- **Vos consignes**:
Extrayez sans aucune modification chacune des lignes des enregistrements ci-dessous, en laissant les images de côté dans votre réponse.

- **Extrait d'un fichier de données**:
_____

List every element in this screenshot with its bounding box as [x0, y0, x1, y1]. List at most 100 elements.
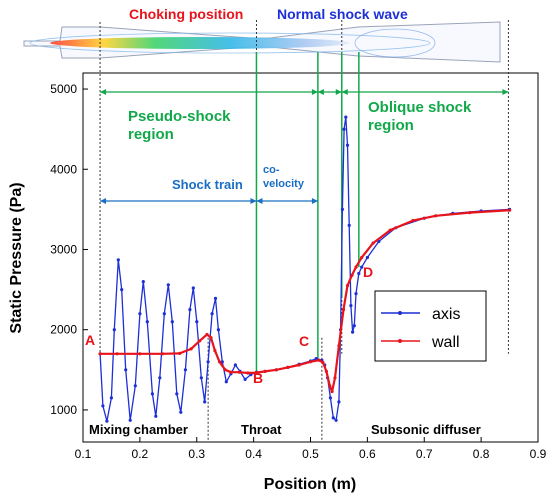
series-axis-point [340, 207, 344, 211]
series-axis-point [175, 392, 179, 396]
shock-contour [354, 28, 436, 58]
series-wall-point [388, 228, 392, 232]
series-axis-point [188, 308, 192, 312]
series-axis-point [345, 143, 350, 147]
series-wall-point [324, 369, 328, 373]
series-axis-point [191, 286, 195, 290]
point-label-c: C [299, 333, 309, 349]
series-wall-point [246, 371, 250, 375]
series-wall-point [317, 358, 321, 362]
pseudo-shock-gap-arrow-head-right [335, 89, 342, 95]
point-label-d: D [363, 264, 373, 280]
series-axis-point [357, 271, 361, 276]
series-axis-point [162, 312, 166, 316]
series-wall-point [333, 376, 337, 380]
series-axis-point [243, 377, 247, 381]
series-wall-point [308, 360, 313, 364]
series-wall-point [189, 347, 193, 351]
series-axis-point [344, 115, 348, 119]
series-axis-point [331, 416, 335, 420]
series-axis-point [347, 223, 351, 227]
series-axis-point [352, 324, 356, 328]
series-axis-point [210, 312, 214, 316]
series-wall-point [330, 389, 334, 394]
series-axis-point [170, 320, 174, 324]
series-axis-point [233, 363, 237, 367]
shock-train-arrow-head-left [100, 198, 107, 204]
series-wall-point [263, 369, 267, 373]
series-wall-point [237, 370, 241, 374]
series-axis-point [116, 258, 120, 262]
series-wall-point [223, 368, 227, 372]
series-axis-point [183, 368, 187, 372]
series-axis-point [351, 330, 355, 334]
series-wall-point [297, 363, 301, 367]
series-axis-point [342, 127, 346, 131]
subsonic-diffuser-label: Subsonic diffuser [371, 422, 481, 437]
series-axis-point [328, 396, 332, 400]
pseudo-shock-arrow-head-right [311, 89, 318, 95]
point-label-a: A [85, 332, 95, 348]
series-axis-point [112, 328, 116, 332]
point-label-b: B [253, 370, 263, 386]
x-tick-label: 0.5 [302, 447, 319, 461]
series-wall-point [321, 361, 325, 365]
series-layer [98, 115, 512, 423]
x-axis-title: Position (m) [264, 476, 356, 493]
series-axis-point [199, 376, 203, 380]
series-wall-point [115, 352, 119, 356]
y-tick-label: 1000 [50, 403, 77, 417]
pseudo-shock-label-line-2: region [128, 126, 174, 143]
shock-train-arrow-head-right [250, 198, 257, 204]
series-wall-point [508, 208, 512, 212]
series-wall-point [328, 384, 332, 388]
series-wall-point [198, 339, 202, 343]
x-tick-label: 0.8 [473, 447, 490, 461]
x-tick-label: 0.6 [359, 447, 376, 461]
pseudo-shock-label-line-1: Pseudo-shock [128, 108, 231, 125]
oblique-shock-label-line-1: Oblique shock [368, 99, 472, 116]
series-wall-point [345, 284, 350, 288]
series-axis-point [224, 380, 228, 384]
jet-plume [50, 37, 350, 49]
oblique-shock-label-line-2: region [368, 117, 414, 134]
co-velocity-label-line-1: co- [263, 164, 280, 176]
series-wall-point [274, 368, 278, 372]
series-axis-point [154, 414, 158, 418]
series-axis-point [337, 400, 341, 404]
series-axis-point [314, 357, 318, 361]
mixing-chamber-label: Mixing chamber [89, 422, 188, 437]
series-axis-point [150, 392, 154, 396]
series-wall-point [213, 349, 217, 353]
series-wall-point [286, 365, 290, 369]
series-axis-point [133, 384, 137, 388]
series-wall-point [217, 360, 222, 364]
series-wall-point [350, 273, 354, 277]
y-tick-label: 2000 [50, 323, 77, 337]
nozzle-contour-image [23, 21, 501, 63]
series-axis-point [206, 360, 210, 364]
series-wall-point [205, 332, 209, 337]
y-tick-label: 3000 [50, 242, 77, 256]
x-tick-label: 0.9 [530, 447, 547, 461]
legend-wall-label: wall [431, 334, 460, 351]
series-axis-point [220, 360, 224, 364]
series-axis-point [158, 376, 162, 380]
series-axis-point [334, 418, 338, 422]
series-axis-point [145, 320, 149, 324]
series-wall-point [229, 370, 233, 374]
legend-axis-label: axis [432, 306, 460, 323]
series-axis-point [124, 368, 128, 372]
co-velocity-label-line-2: velocity [263, 178, 305, 190]
y-axis-title: Static Pressure (Pa) [8, 182, 25, 333]
series-axis-point [179, 410, 183, 414]
series-axis-point [138, 312, 142, 316]
legend-box [374, 290, 487, 362]
series-wall-point [178, 351, 182, 355]
series-axis-point [166, 283, 170, 287]
normal-shock-wave-label: Normal shock wave [277, 6, 408, 22]
series-axis-point [120, 288, 124, 292]
series-axis-point [195, 320, 199, 324]
series-wall-point [337, 344, 341, 348]
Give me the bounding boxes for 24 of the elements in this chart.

_____

- **Exercice corrigé**:
List every element in this screenshot with its bounding box as [x0, y0, x1, y1]. List at most 100 elements.
series-axis-point [340, 207, 344, 211]
series-axis-point [175, 392, 179, 396]
shock-contour [354, 28, 436, 58]
series-wall-point [388, 228, 392, 232]
series-axis-point [188, 308, 192, 312]
series-axis-point [345, 143, 350, 147]
series-wall-point [324, 369, 328, 373]
series-axis-point [191, 286, 195, 290]
point-label-c: C [299, 333, 309, 349]
series-wall-point [246, 371, 250, 375]
series-wall-point [317, 358, 321, 362]
pseudo-shock-gap-arrow-head-right [335, 89, 342, 95]
point-label-d: D [363, 264, 373, 280]
series-axis-point [357, 271, 361, 276]
series-axis-point [162, 312, 166, 316]
series-wall-point [333, 376, 337, 380]
series-axis-point [243, 377, 247, 381]
series-wall-point [308, 360, 313, 364]
series-wall-point [189, 347, 193, 351]
series-axis-point [344, 115, 348, 119]
series-axis-point [331, 416, 335, 420]
series-axis-point [347, 223, 351, 227]
series-axis-point [352, 324, 356, 328]
series-axis-point [210, 312, 214, 316]
series-wall-point [330, 389, 334, 394]
series-axis-point [170, 320, 174, 324]
series-axis-point [233, 363, 237, 367]
shock-train-arrow-head-left [100, 198, 107, 204]
series-wall-point [263, 369, 267, 373]
series-wall-point [237, 370, 241, 374]
series-axis-point [116, 258, 120, 262]
series-wall-point [223, 368, 227, 372]
series-axis-point [183, 368, 187, 372]
series-axis-point [351, 330, 355, 334]
series-wall-point [297, 363, 301, 367]
series-axis-point [342, 127, 346, 131]
subsonic-diffuser-label: Subsonic diffuser [371, 422, 481, 437]
series-axis-point [328, 396, 332, 400]
pseudo-shock-arrow-head-right [311, 89, 318, 95]
point-label-a: A [85, 332, 95, 348]
series-axis-point [112, 328, 116, 332]
point-label-b: B [253, 370, 263, 386]
x-tick-label: 0.5 [302, 447, 319, 461]
series-wall-point [321, 361, 325, 365]
series-layer [98, 115, 512, 423]
x-axis-title: Position (m) [264, 476, 356, 493]
series-axis-point [199, 376, 203, 380]
series-wall-point [115, 352, 119, 356]
y-tick-label: 1000 [50, 403, 77, 417]
pseudo-shock-label-line-2: region [128, 126, 174, 143]
shock-train-arrow-head-right [250, 198, 257, 204]
series-wall-point [508, 208, 512, 212]
series-wall-point [328, 384, 332, 388]
series-wall-point [198, 339, 202, 343]
x-tick-label: 0.8 [473, 447, 490, 461]
x-tick-label: 0.6 [359, 447, 376, 461]
pseudo-shock-label-line-1: Pseudo-shock [128, 108, 231, 125]
oblique-shock-label-line-1: Oblique shock [368, 99, 472, 116]
series-wall-point [345, 284, 350, 288]
series-axis-point [224, 380, 228, 384]
jet-plume [50, 37, 350, 49]
oblique-shock-label-line-2: region [368, 117, 414, 134]
co-velocity-label-line-1: co- [263, 164, 280, 176]
series-wall-point [274, 368, 278, 372]
series-axis-point [154, 414, 158, 418]
series-axis-point [337, 400, 341, 404]
series-axis-point [314, 357, 318, 361]
mixing-chamber-label: Mixing chamber [89, 422, 188, 437]
series-axis-point [150, 392, 154, 396]
series-wall-point [213, 349, 217, 353]
series-wall-point [286, 365, 290, 369]
series-axis-point [133, 384, 137, 388]
series-wall-point [217, 360, 222, 364]
series-wall-point [350, 273, 354, 277]
y-tick-label: 2000 [50, 323, 77, 337]
nozzle-contour-image [23, 21, 501, 63]
series-axis-point [206, 360, 210, 364]
series-wall-point [205, 332, 209, 337]
y-tick-label: 3000 [50, 242, 77, 256]
x-tick-label: 0.9 [530, 447, 547, 461]
legend-wall-label: wall [431, 334, 460, 351]
series-axis-point [220, 360, 224, 364]
series-axis-point [158, 376, 162, 380]
series-axis-point [334, 418, 338, 422]
series-axis-point [145, 320, 149, 324]
series-wall-point [229, 370, 233, 374]
legend-axis-label: axis [432, 306, 460, 323]
series-axis-point [124, 368, 128, 372]
co-velocity-label-line-2: velocity [263, 178, 305, 190]
y-axis-title: Static Pressure (Pa) [8, 182, 25, 333]
series-axis-point [179, 410, 183, 414]
series-axis-point [138, 312, 142, 316]
legend-box [374, 290, 487, 362]
series-wall-point [178, 351, 182, 355]
series-axis-point [166, 283, 170, 287]
normal-shock-wave-label: Normal shock wave [277, 6, 408, 22]
series-axis-point [120, 288, 124, 292]
series-axis-point [195, 320, 199, 324]
series-wall-point [337, 344, 341, 348]
Give me the bounding boxes for 24 of the elements in this chart.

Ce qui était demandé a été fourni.